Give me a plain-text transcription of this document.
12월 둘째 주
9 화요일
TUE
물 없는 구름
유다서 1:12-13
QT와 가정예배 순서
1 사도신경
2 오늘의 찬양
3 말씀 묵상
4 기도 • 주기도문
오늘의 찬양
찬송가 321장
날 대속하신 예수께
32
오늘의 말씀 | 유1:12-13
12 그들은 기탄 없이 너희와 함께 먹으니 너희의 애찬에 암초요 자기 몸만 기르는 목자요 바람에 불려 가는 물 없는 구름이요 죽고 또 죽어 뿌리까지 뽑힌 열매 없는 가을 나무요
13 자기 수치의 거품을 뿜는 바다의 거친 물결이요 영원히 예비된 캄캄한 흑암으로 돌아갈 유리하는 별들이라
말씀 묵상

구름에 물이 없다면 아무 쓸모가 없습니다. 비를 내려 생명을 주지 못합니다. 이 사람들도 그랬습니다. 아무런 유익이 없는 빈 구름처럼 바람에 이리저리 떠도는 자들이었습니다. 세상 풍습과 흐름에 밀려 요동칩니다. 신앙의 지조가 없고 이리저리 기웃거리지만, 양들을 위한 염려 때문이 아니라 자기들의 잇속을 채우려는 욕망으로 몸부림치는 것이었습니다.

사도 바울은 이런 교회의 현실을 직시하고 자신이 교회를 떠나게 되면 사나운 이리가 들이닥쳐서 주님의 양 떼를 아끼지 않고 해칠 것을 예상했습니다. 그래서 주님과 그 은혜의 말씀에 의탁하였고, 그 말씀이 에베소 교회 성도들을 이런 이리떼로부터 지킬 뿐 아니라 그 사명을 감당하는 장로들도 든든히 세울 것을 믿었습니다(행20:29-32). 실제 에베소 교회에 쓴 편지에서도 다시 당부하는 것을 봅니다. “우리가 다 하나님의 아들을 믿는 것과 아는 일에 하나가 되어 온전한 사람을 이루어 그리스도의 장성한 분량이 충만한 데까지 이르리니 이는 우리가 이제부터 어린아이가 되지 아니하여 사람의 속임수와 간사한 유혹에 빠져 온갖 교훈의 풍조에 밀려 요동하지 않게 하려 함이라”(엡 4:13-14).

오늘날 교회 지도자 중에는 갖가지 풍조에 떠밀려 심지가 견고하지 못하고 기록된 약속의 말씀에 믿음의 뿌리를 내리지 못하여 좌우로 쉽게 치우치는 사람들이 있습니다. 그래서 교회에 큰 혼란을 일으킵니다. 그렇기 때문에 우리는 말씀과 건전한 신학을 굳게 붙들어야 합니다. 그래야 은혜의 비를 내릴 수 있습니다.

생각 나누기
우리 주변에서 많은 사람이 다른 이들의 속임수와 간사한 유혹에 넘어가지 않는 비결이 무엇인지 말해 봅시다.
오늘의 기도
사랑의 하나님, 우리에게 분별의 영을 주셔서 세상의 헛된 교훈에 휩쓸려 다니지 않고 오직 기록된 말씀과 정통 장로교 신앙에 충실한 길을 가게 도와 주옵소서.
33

════════════════════

■ **Exercise task**: Report each line in the preceding entries that holds the string "속임수와".

■ **Result**:
사도 바울은 이런 교회의 현실을 직시하고 자신이 교회를 떠나게 되면 사나운 이리가 들이닥쳐서 주님의 양 떼를 아끼지 않고 해칠 것을 예상했습니다. 그래서 주님과 그 은혜의 말씀에 의탁하였고, 그 말씀이 에베소 교회 성도들을 이런 이리떼로부터 지킬 뿐 아니라 그 사명을 감당하는 장로들도 든든히 세울 것을 믿었습니다(행20:29-32). 실제 에베소 교회에 쓴 편지에서도 다시 당부하는 것을 봅니다. “우리가 다 하나님의 아들을 믿는 것과 아는 일에 하나가 되어 온전한 사람을 이루어 그리스도의 장성한 분량이 충만한 데까지 이르리니 이는 우리가 이제부터 어린아이가 되지 아니하여 사람의 속임수와 간사한 유혹에 빠져 온갖 교훈의 풍조에 밀려 요동하지 않게 하려 함이라”(엡 4:13-14).
우리 주변에서 많은 사람이 다른 이들의 속임수와 간사한 유혹에 넘어가지 않는 비결이 무엇인지 말해 봅시다.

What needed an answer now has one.